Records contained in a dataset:

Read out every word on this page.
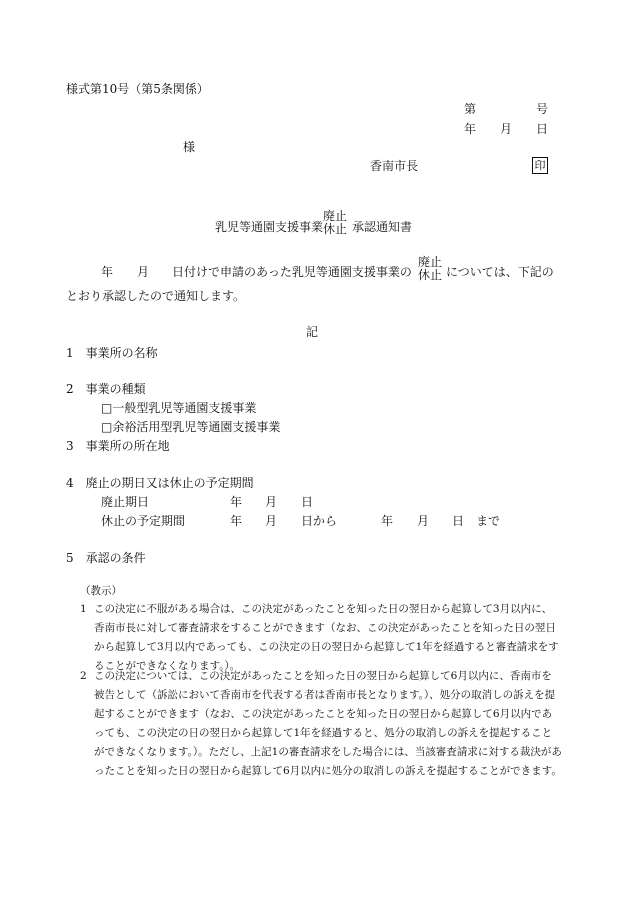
様式第10号（第5条関係）
第	号
年 月 日
様
香南市長	印
乳児等通園支援事業
廃止
休止 承認通知書
年 月 日付けで申請のあった乳児等通園支援事業の
廃止
休止 については、下記の
とおり承認したので通知します。
記
1　事業所の名称
2　事業の種類
□一般型乳児等通園支援事業
□余裕活用型乳児等通園支援事業
3　事業所の所在地
4　廃止の期日又は休止の予定期間
廃止期日	年 月 日
休止の予定期間	年 月 日から	年 月 日　まで
5　承認の条件
（教示）
1 この決定に不服がある場合は、この決定があったことを知った日の翌日から起算して3月以内に、香南市長に対して審査請求をすることができます（なお、この決定があったことを知った日の翌日から起算して3月以内であっても、この決定の日の翌日から起算して1年を経過すると審査請求をすることができなくなります。）。
2 この決定については、この決定があったことを知った日の翌日から起算して6月以内に、香南市を被告として（訴訟において香南市を代表する者は香南市長となります。）、処分の取消しの訴えを提起することができます（なお、この決定があったことを知った日の翌日から起算して6月以内であっても、この決定の日の翌日から起算して1年を経過すると、処分の取消しの訴えを提起することができなくなります。）。ただし、上記1の審査請求をした場合には、当該審査請求に対する裁決があったことを知った日の翌日から起算して6月以内に処分の取消しの訴えを提起することができます。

**EXERCISE DETAILS:** Leave out the pictures and give the rest of the records again exactly.

**RESPONSE TO THIS TASK:**
Read out every word on this page.
様式第10号（第5条関係）
第	号
年 月 日
様
香南市長	印
乳児等通園支援事業
廃止
休止 承認通知書
年 月 日付けで申請のあった乳児等通園支援事業の
廃止
休止 については、下記の
とおり承認したので通知します。
記
1　事業所の名称
2　事業の種類
□一般型乳児等通園支援事業
□余裕活用型乳児等通園支援事業
3　事業所の所在地
4　廃止の期日又は休止の予定期間
廃止期日	年 月 日
休止の予定期間	年 月 日から	年 月 日　まで
5　承認の条件
（教示）
1 この決定に不服がある場合は、この決定があったことを知った日の翌日から起算して3月以内に、香南市長に対して審査請求をすることができます（なお、この決定があったことを知った日の翌日から起算して3月以内であっても、この決定の日の翌日から起算して1年を経過すると審査請求をすることができなくなります。）。
2 この決定については、この決定があったことを知った日の翌日から起算して6月以内に、香南市を被告として（訴訟において香南市を代表する者は香南市長となります。）、処分の取消しの訴えを提起することができます（なお、この決定があったことを知った日の翌日から起算して6月以内であっても、この決定の日の翌日から起算して1年を経過すると、処分の取消しの訴えを提起することができなくなります。）。ただし、上記1の審査請求をした場合には、当該審査請求に対する裁決があったことを知った日の翌日から起算して6月以内に処分の取消しの訴えを提起することができます。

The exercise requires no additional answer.